Given instruction: Look through the data below and say how many of its lines contain "color", adding nothing else.

>> Start

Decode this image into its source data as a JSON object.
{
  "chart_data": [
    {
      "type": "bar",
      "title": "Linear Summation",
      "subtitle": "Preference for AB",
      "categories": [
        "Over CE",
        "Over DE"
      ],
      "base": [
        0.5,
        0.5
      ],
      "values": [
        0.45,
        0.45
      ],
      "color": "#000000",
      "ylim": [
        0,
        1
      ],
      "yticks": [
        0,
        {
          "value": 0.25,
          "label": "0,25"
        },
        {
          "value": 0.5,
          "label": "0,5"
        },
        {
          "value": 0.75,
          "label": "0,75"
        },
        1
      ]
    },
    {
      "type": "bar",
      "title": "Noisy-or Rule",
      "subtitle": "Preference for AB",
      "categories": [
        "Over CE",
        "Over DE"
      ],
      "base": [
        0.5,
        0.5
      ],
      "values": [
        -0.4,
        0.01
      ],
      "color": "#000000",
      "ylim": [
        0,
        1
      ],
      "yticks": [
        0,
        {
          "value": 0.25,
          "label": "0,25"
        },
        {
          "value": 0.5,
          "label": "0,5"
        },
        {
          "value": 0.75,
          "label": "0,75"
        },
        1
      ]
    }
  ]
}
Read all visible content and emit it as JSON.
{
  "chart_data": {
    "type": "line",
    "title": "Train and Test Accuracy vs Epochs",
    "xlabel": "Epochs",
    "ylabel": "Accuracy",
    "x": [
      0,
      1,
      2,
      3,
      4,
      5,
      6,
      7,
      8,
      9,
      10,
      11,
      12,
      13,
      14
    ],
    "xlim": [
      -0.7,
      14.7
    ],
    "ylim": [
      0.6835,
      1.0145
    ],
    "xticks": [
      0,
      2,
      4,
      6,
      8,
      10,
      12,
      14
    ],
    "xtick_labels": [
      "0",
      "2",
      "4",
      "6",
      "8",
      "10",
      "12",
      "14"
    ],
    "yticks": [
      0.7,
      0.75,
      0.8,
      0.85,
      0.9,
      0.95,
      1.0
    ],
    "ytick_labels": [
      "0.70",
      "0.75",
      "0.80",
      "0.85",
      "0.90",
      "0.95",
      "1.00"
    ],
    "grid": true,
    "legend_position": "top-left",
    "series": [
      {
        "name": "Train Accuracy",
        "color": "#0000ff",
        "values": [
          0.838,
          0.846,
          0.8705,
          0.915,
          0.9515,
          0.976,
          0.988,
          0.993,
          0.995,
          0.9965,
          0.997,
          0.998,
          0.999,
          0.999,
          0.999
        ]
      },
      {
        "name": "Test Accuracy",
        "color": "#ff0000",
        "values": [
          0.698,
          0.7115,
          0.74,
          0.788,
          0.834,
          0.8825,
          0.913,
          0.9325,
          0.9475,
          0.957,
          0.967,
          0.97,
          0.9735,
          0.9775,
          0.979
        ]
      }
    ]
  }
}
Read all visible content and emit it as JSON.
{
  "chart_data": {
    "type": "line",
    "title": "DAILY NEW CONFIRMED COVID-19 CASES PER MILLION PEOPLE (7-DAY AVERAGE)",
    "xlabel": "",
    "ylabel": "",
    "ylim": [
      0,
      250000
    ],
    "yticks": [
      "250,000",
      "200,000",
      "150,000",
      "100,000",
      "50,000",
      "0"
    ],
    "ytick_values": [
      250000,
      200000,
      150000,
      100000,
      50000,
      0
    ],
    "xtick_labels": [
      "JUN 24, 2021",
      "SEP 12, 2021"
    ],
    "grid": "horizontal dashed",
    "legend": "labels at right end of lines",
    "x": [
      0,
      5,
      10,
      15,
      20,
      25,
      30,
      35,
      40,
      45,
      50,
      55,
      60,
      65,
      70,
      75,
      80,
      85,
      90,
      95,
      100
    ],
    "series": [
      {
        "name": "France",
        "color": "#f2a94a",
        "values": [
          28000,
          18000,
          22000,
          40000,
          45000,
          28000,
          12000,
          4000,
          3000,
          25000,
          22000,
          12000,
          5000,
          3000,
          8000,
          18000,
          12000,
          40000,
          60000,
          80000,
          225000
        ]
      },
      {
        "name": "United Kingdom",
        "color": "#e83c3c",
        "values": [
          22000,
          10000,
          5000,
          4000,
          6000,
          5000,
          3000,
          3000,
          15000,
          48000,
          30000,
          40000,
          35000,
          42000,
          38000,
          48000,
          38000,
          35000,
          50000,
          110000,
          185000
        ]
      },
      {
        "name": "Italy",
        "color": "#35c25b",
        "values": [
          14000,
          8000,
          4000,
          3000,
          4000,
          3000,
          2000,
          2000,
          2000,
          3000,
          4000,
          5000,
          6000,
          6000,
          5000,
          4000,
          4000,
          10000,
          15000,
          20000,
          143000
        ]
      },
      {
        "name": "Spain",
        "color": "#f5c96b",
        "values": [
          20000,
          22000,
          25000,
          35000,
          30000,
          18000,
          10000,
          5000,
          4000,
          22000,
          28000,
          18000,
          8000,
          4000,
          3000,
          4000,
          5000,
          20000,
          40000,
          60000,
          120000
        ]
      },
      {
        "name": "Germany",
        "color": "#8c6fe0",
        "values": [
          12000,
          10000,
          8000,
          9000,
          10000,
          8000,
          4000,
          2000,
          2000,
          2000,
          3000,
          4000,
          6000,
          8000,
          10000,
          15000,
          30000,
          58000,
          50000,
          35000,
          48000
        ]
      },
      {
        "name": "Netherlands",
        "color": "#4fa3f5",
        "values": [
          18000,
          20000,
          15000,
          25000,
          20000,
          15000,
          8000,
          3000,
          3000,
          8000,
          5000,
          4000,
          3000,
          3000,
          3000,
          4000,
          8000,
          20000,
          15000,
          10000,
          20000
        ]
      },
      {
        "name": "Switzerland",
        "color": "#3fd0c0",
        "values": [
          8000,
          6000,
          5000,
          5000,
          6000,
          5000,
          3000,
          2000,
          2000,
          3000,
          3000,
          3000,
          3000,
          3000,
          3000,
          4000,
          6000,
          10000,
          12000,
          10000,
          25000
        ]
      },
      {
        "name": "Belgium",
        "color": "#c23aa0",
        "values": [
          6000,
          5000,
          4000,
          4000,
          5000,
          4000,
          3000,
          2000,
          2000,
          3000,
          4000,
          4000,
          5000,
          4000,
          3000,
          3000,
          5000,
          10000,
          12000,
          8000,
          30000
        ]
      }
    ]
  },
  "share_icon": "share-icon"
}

>> End

Answer in full: 12